**DESCRIPTION OF THE TASK**
Copy out all the lines in the records that include the word "arrows".

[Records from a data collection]
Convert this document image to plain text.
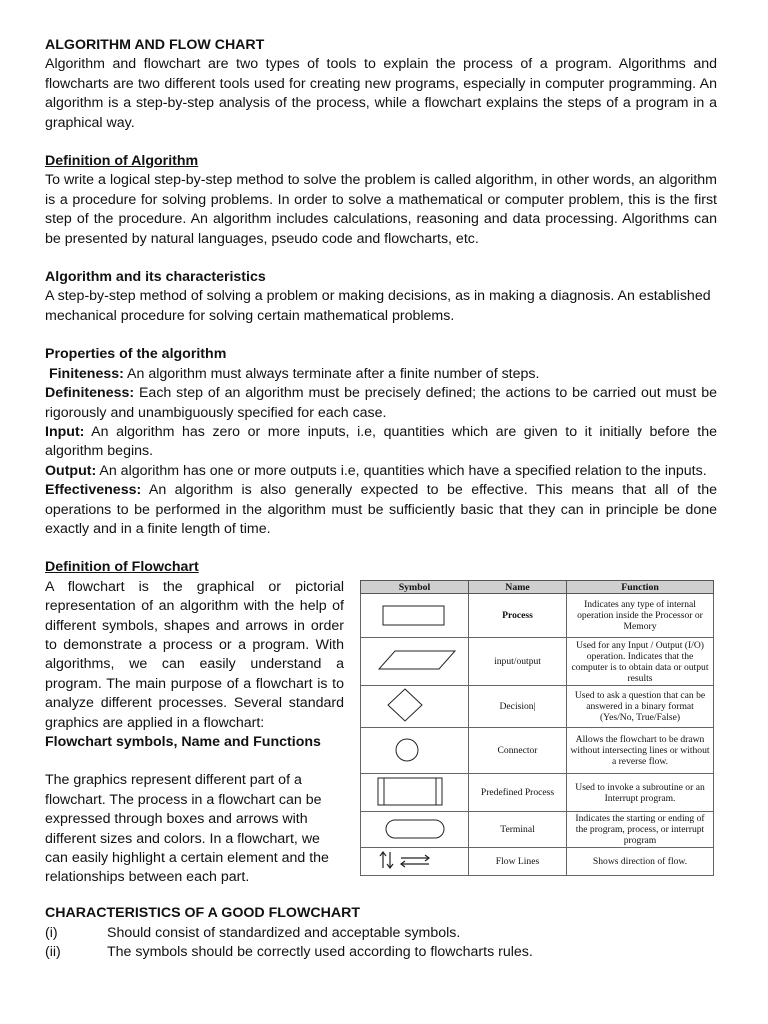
ALGORITHM AND FLOW CHART

Algorithm and flowchart are two types of tools to explain the process of a program. Algorithms and flowcharts are two different tools used for creating new programs, especially in computer programming. An algorithm is a step-by-step analysis of the process, while a flowchart explains the steps of a program in a graphical way.

Definition of Algorithm

To write a logical step-by-step method to solve the problem is called algorithm, in other words, an algorithm is a procedure for solving problems. In order to solve a mathematical or computer problem, this is the first step of the procedure. An algorithm includes calculations, reasoning and data processing. Algorithms can be presented by natural languages, pseudo code and flowcharts, etc.

Algorithm and its characteristics

A step-by-step method of solving a problem or making decisions, as in making a diagnosis. An established mechanical procedure for solving certain mathematical problems.

Properties of the algorithm

Finiteness: An algorithm must always terminate after a finite number of steps.

Definiteness: Each step of an algorithm must be precisely defined; the actions to be carried out must be rigorously and unambiguously specified for each case.

Input: An algorithm has zero or more inputs, i.e, quantities which are given to it initially before the algorithm begins.

Output: An algorithm has one or more outputs i.e, quantities which have a specified relation to the inputs.

Effectiveness: An algorithm is also generally expected to be effective. This means that all of the operations to be performed in the algorithm must be sufficiently basic that they can in principle be done exactly and in a finite length of time.

Definition of Flowchart

A flowchart is the graphical or pictorial representation of an algorithm with the help of different symbols, shapes and arrows in order to demonstrate a process or a program. With algorithms, we can easily understand a program. The main purpose of a flowchart is to analyze different processes. Several standard graphics are applied in a flowchart:

Flowchart symbols, Name and Functions

The graphics represent different part of a flowchart. The process in a flowchart can be expressed through boxes and arrows with different sizes and colors. In a flowchart, we can easily highlight a certain element and the relationships between each part.

Symbol	Name	Function
	Process	Indicates any type of internal operation inside the Processor or Memory
	input/output	Used for any Input / Output (I/O) operation. Indicates that the computer is to obtain data or output results
	Decision|	Used to ask a question that can be answered in a binary format (Yes/No, True/False)
	Connector	Allows the flowchart to be drawn without intersecting lines or without a reverse flow.
	Predefined Process	Used to invoke a subroutine or an Interrupt program.
	Terminal	Indicates the starting or ending of the program, process, or interrupt program
	Flow Lines	Shows direction of flow.

CHARACTERISTICS OF A GOOD FLOWCHART

(i)	Should consist of standardized and acceptable symbols.
(ii)	The symbols should be correctly used according to flowcharts rules.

**ANSWER IN FULL**
A flowchart is the graphical or pictorial representation of an algorithm with the help of different symbols, shapes and arrows in order to demonstrate a process or a program. With algorithms, we can easily understand a program. The main purpose of a flowchart is to analyze different processes. Several standard graphics are applied in a flowchart:
The graphics represent different part of a flowchart. The process in a flowchart can be expressed through boxes and arrows with different sizes and colors. In a flowchart, we can easily highlight a certain element and the relationships between each part.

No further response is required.